>> begin Provided material
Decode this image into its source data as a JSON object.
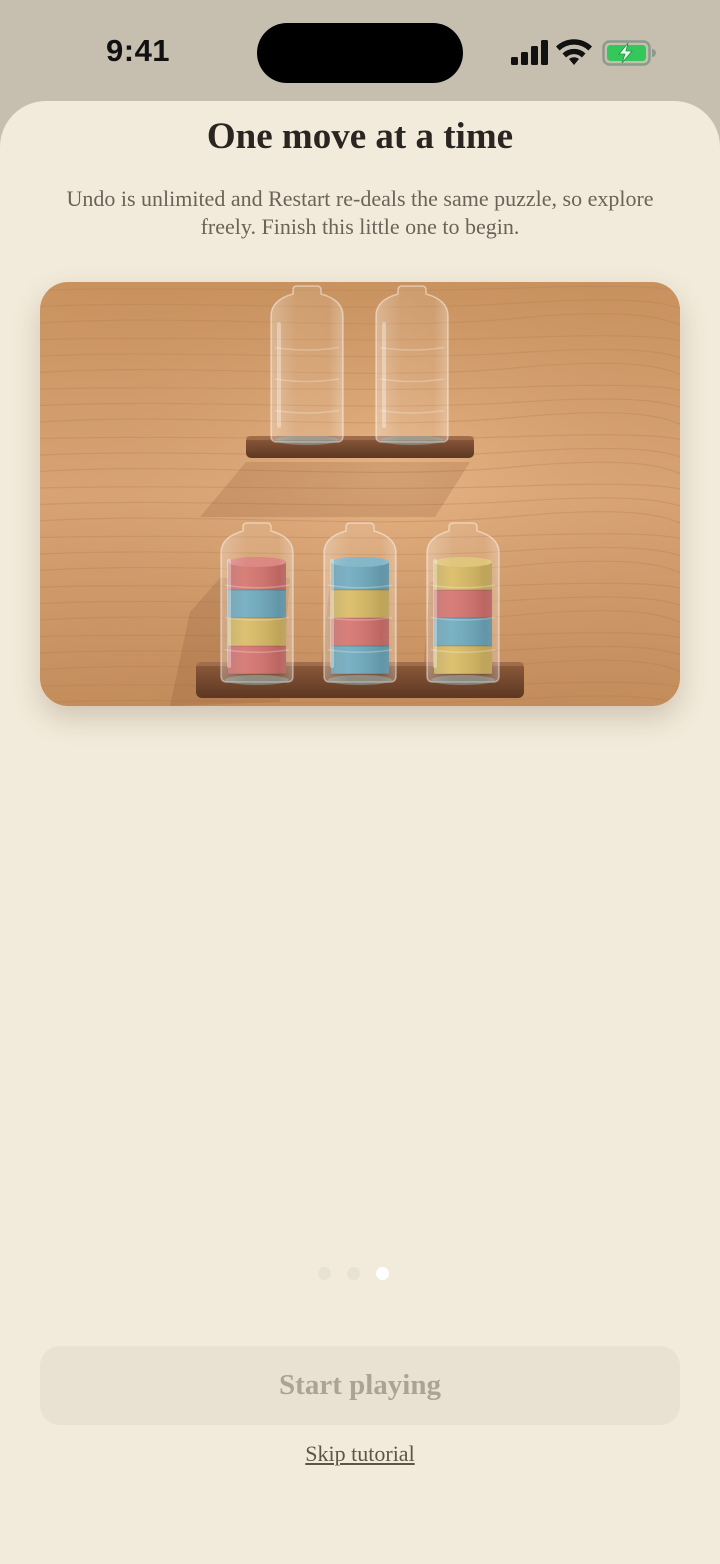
{
  "status_bar": {
    "time": "9:41",
    "icons": [
      "signal-icon",
      "wifi-icon",
      "battery-charging-icon"
    ],
    "battery_color": "#34c759"
  },
  "tutorial": {
    "title": "One move at a time",
    "subtitle": "Undo is unlimited and Restart re-deals the same puzzle, so explore freely. Finish this little one to begin.",
    "page_count": 3,
    "current_page": 3
  },
  "puzzle": {
    "colors": {
      "red": "#d0605a",
      "yellow": "#d5b24f",
      "blue": "#5b9fb6"
    },
    "top_shelf_bottles": [
      [],
      []
    ],
    "bottom_shelf_bottles": [
      [
        "red",
        "yellow",
        "blue",
        "red"
      ],
      [
        "blue",
        "red",
        "yellow",
        "blue"
      ],
      [
        "yellow",
        "blue",
        "red",
        "yellow"
      ]
    ]
  },
  "actions": {
    "start_label": "Start playing",
    "skip_label": "Skip tutorial"
  }
}
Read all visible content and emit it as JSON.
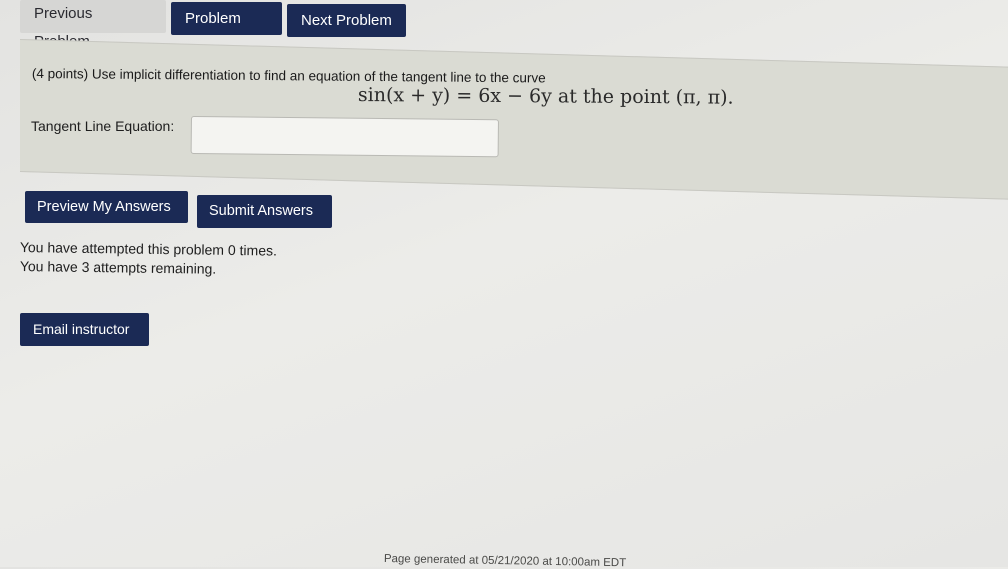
{
  "nav": {
    "previous": "Previous Problem",
    "list": "Problem List",
    "next": "Next Problem"
  },
  "problem": {
    "prompt": "(4 points) Use implicit differentiation to find an equation of the tangent line to the curve",
    "equation_text": "sin(x + y) = 6x − 6y at the point (π, π).",
    "answer_label": "Tangent Line Equation:",
    "answer_value": ""
  },
  "actions": {
    "preview": "Preview My Answers",
    "submit": "Submit Answers"
  },
  "status": {
    "attempted": "You have attempted this problem 0 times.",
    "remaining": "You have 3 attempts remaining."
  },
  "email": "Email instructor",
  "footer": "Page generated at 05/21/2020 at 10:00am EDT",
  "colors": {
    "button_bg": "#1b2a55",
    "panel_bg": "#dadbd3"
  }
}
>> end Provided material
Without the pictures, repeat the listing above exactly.

Decode this image into its source data as a JSON object.
{
  "status_bar": {
    "time": "9:41",
    "icons": [
      "signal-icon",
      "wifi-icon",
      "battery-charging-icon"
    ],
    "battery_color": "#34c759"
  },
  "tutorial": {
    "title": "One move at a time",
    "subtitle": "Undo is unlimited and Restart re-deals the same puzzle, so explore freely. Finish this little one to begin.",
    "page_count": 3,
    "current_page": 3
  },
  "puzzle": {
    "colors": {
      "red": "#d0605a",
      "yellow": "#d5b24f",
      "blue": "#5b9fb6"
    },
    "top_shelf_bottles": [
      [],
      []
    ],
    "bottom_shelf_bottles": [
      [
        "red",
        "yellow",
        "blue",
        "red"
      ],
      [
        "blue",
        "red",
        "yellow",
        "blue"
      ],
      [
        "yellow",
        "blue",
        "red",
        "yellow"
      ]
    ]
  },
  "actions": {
    "start_label": "Start playing",
    "skip_label": "Skip tutorial"
  }
}
Read all visible content and emit it as JSON.
{
  "nav": {
    "previous": "Previous Problem",
    "list": "Problem List",
    "next": "Next Problem"
  },
  "problem": {
    "prompt": "(4 points) Use implicit differentiation to find an equation of the tangent line to the curve",
    "equation_text": "sin(x + y) = 6x − 6y at the point (π, π).",
    "answer_label": "Tangent Line Equation:",
    "answer_value": ""
  },
  "actions": {
    "preview": "Preview My Answers",
    "submit": "Submit Answers"
  },
  "status": {
    "attempted": "You have attempted this problem 0 times.",
    "remaining": "You have 3 attempts remaining."
  },
  "email": "Email instructor",
  "footer": "Page generated at 05/21/2020 at 10:00am EDT",
  "colors": {
    "button_bg": "#1b2a55",
    "panel_bg": "#dadbd3"
  }
}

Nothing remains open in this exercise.